__The problem__
Each line below should be reproduced without any alteration.
━━━━
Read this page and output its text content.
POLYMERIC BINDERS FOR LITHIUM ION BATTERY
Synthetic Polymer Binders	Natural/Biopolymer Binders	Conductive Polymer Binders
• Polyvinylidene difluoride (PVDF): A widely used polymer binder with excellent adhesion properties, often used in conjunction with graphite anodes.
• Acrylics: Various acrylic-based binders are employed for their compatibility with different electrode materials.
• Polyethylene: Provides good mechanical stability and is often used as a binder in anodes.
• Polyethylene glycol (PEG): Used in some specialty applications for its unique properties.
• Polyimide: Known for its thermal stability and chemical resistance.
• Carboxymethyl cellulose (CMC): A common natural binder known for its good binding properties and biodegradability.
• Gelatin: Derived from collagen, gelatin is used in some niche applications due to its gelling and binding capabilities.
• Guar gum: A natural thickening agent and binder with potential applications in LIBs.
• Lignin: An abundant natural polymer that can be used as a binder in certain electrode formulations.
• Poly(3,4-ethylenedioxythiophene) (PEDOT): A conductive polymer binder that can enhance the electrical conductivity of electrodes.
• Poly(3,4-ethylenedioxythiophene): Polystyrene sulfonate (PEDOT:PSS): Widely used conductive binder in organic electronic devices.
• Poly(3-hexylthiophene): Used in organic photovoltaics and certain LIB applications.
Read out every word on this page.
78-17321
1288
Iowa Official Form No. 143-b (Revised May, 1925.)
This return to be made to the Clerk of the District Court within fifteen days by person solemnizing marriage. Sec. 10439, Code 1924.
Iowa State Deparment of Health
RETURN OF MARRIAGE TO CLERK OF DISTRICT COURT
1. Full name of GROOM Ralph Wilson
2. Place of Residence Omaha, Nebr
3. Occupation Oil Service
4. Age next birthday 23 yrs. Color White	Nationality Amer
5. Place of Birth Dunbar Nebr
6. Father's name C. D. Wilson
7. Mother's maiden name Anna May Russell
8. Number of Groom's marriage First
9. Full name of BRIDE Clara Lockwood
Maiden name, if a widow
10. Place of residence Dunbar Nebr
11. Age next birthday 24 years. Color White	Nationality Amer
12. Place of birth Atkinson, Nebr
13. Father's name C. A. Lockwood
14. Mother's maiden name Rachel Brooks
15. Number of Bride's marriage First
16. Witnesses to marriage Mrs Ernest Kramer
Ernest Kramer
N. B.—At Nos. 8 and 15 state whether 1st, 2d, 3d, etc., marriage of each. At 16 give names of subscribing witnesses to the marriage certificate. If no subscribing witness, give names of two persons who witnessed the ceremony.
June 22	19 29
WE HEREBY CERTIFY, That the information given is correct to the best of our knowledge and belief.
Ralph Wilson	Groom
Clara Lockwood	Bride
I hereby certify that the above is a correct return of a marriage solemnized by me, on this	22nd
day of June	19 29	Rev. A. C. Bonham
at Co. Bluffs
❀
━━━━
__Written answer__
Read this page and output its text content.
POLYMERIC BINDERS FOR LITHIUM ION BATTERY
Synthetic Polymer Binders	Natural/Biopolymer Binders	Conductive Polymer Binders
• Polyvinylidene difluoride (PVDF): A widely used polymer binder with excellent adhesion properties, often used in conjunction with graphite anodes.
• Acrylics: Various acrylic-based binders are employed for their compatibility with different electrode materials.
• Polyethylene: Provides good mechanical stability and is often used as a binder in anodes.
• Polyethylene glycol (PEG): Used in some specialty applications for its unique properties.
• Polyimide: Known for its thermal stability and chemical resistance.
• Carboxymethyl cellulose (CMC): A common natural binder known for its good binding properties and biodegradability.
• Gelatin: Derived from collagen, gelatin is used in some niche applications due to its gelling and binding capabilities.
• Guar gum: A natural thickening agent and binder with potential applications in LIBs.
• Lignin: An abundant natural polymer that can be used as a binder in certain electrode formulations.
• Poly(3,4-ethylenedioxythiophene) (PEDOT): A conductive polymer binder that can enhance the electrical conductivity of electrodes.
• Poly(3,4-ethylenedioxythiophene): Polystyrene sulfonate (PEDOT:PSS): Widely used conductive binder in organic electronic devices.
• Poly(3-hexylthiophene): Used in organic photovoltaics and certain LIB applications.
Read out every word on this page.
78-17321
1288
Iowa Official Form No. 143-b (Revised May, 1925.)
This return to be made to the Clerk of the District Court within fifteen days by person solemnizing marriage. Sec. 10439, Code 1924.
Iowa State Deparment of Health
RETURN OF MARRIAGE TO CLERK OF DISTRICT COURT
1. Full name of GROOM Ralph Wilson
2. Place of Residence Omaha, Nebr
3. Occupation Oil Service
4. Age next birthday 23 yrs. Color White	Nationality Amer
5. Place of Birth Dunbar Nebr
6. Father's name C. D. Wilson
7. Mother's maiden name Anna May Russell
8. Number of Groom's marriage First
9. Full name of BRIDE Clara Lockwood
Maiden name, if a widow
10. Place of residence Dunbar Nebr
11. Age next birthday 24 years. Color White	Nationality Amer
12. Place of birth Atkinson, Nebr
13. Father's name C. A. Lockwood
14. Mother's maiden name Rachel Brooks
15. Number of Bride's marriage First
16. Witnesses to marriage Mrs Ernest Kramer
Ernest Kramer
N. B.—At Nos. 8 and 15 state whether 1st, 2d, 3d, etc., marriage of each. At 16 give names of subscribing witnesses to the marriage certificate. If no subscribing witness, give names of two persons who witnessed the ceremony.
June 22	19 29
WE HEREBY CERTIFY, That the information given is correct to the best of our knowledge and belief.
Ralph Wilson	Groom
Clara Lockwood	Bride
I hereby certify that the above is a correct return of a marriage solemnized by me, on this	22nd
day of June	19 29	Rev. A. C. Bonham
at Co. Bluffs
❀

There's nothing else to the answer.